* Items listed in a dataset *
....

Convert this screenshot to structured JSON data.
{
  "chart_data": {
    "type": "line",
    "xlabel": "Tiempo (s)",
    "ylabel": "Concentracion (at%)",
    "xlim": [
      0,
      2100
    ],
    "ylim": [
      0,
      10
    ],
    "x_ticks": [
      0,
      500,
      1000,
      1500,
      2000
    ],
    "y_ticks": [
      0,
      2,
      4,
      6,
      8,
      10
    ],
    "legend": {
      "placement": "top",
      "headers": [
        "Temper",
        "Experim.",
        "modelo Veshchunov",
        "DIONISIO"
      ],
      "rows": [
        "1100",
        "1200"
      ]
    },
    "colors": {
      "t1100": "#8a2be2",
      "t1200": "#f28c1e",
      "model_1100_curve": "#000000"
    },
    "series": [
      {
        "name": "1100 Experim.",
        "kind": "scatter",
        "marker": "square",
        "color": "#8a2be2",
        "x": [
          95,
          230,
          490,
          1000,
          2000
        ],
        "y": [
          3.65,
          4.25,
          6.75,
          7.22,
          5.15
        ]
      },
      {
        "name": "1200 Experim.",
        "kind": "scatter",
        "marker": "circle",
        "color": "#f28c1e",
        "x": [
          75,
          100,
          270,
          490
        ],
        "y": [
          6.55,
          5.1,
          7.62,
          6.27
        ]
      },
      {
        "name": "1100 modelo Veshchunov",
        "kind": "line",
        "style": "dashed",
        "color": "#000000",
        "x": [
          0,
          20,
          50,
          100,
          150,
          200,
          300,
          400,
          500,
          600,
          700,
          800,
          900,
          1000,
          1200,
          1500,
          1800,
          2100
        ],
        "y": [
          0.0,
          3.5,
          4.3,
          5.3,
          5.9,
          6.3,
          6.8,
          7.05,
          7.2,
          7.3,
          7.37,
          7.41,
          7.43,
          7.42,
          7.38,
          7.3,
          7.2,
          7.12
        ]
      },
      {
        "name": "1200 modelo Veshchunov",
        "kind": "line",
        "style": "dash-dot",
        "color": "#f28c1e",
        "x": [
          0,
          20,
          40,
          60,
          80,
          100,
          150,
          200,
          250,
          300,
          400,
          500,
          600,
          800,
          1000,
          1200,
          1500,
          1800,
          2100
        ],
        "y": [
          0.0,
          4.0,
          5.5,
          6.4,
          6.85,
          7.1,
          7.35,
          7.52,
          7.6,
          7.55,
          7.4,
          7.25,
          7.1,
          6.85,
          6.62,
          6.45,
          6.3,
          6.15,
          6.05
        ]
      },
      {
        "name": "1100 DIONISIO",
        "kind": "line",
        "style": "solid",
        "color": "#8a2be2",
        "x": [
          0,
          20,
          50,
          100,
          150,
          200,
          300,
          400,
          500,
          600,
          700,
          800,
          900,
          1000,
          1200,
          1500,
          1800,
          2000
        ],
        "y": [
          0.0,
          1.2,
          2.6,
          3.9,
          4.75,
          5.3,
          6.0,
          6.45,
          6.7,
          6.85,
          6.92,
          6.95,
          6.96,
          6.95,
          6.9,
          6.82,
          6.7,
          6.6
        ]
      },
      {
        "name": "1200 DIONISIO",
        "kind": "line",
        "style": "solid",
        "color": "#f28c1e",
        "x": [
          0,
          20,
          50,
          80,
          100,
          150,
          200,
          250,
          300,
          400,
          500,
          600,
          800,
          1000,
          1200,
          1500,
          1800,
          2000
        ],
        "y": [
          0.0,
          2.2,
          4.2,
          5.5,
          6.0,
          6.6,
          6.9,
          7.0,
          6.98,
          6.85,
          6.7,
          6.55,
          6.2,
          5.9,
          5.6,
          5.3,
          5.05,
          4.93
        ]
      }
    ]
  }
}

....

* PROBLEM TO SOLVE *
Extract every line above that contains the word "modelo".

* WORKED ANSWER *
        "modelo Veshchunov",
        "name": "1100 modelo Veshchunov",
        "name": "1200 modelo Veshchunov",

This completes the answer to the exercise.